---------- PASSAGE SHOWN ----------
Although significant in latest technologies and innovations, artificial neural networks are not a new invention. The first artificial neural networks are often accredited to Warren McCulloch and Walter Pitts. In 1943, McCulloch and Pitts used an electrical circuit to recreate the function of neurons in the human brain. They had thus created a computational model for neural networks based on algorithms known as Threshold Logic. In the 2000s, increased available computing power, the use of GPUs, and distributed computing helped to successfully overcome challenges in training neural networks. Artificial neural networks were deployed on a large scale, specifically in image and visual recognition problems, which we now know of as deep learning.

The Underlying Principle of Neural Networks

An artificial neural network consists of dozens to millions of artificial neurons (called processing units or nodes) arranged in a series of layers. Each node connects to other nodes via links. Each of those links has a specific weight that determines the strength of one node’s influence on the other. The node takes these into account and computes the weighted sum (weights w) of its inputs (X) and a bias (b). It then applies an activation function (φ) and passes the result on to the next node.
----------
## TASKS AND EXERCISES
1/ In the neural networks passage, in what year did McCulloch and Pitts use an electrical circuit to recreate how neurons in the human brain work?
2/ Pick up the neural networks passage from where it stops and keep writing it.
The listing after this isn't needed for anything here.
---------- DATA ----------
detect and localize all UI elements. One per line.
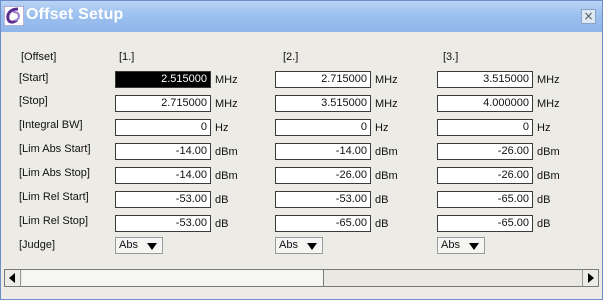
----------
## EXPECTED RESULTS
1/ 1943.

2/
The purpose of the activation function is to introduce non-linearity. Commonly used methods include the sigmoid (scale sum to range between 0 and 1) and ReLU (Rectified Linear Unit, max(0, x)) activation functions.

The other term besides the weighted sum is the bias, which is similar to the constant in a linear function (y = ax + b). It allows an additional shift of the weighted sum. 

Schematic depiction of a single neuron in an artificial neural network. It shows how a neuron combines the inputs X to generate the output Y.

Network Layers

Within an artificial neural network, nodes are arranged in multiple layers. We distinguish between the input layer, hidden layers, and the output layer.

Nodes in the input layer receive input but don’t perform any computation. Hidden nodes on the other hand receive information from previous layers, perform computations, and pass their outputs on to the output layer. Lastly, the output layer nodes perform the final computation and determine the network’s output. With deep neural networks therefore, the “deep” refers to the number of layers in the network.

Schematic illustration of an artificial neural network with three layers (input, hidden, and output layer). It generates an output Y based on input X.

The output layer’s activation function determines the model type (e.g. linear for a regression model, softmax for classification). In a fully connected network, each neuron connects to all neurons from the previous layer. That’s not the case with a convolutional neural network (see below).

What about building a neural network?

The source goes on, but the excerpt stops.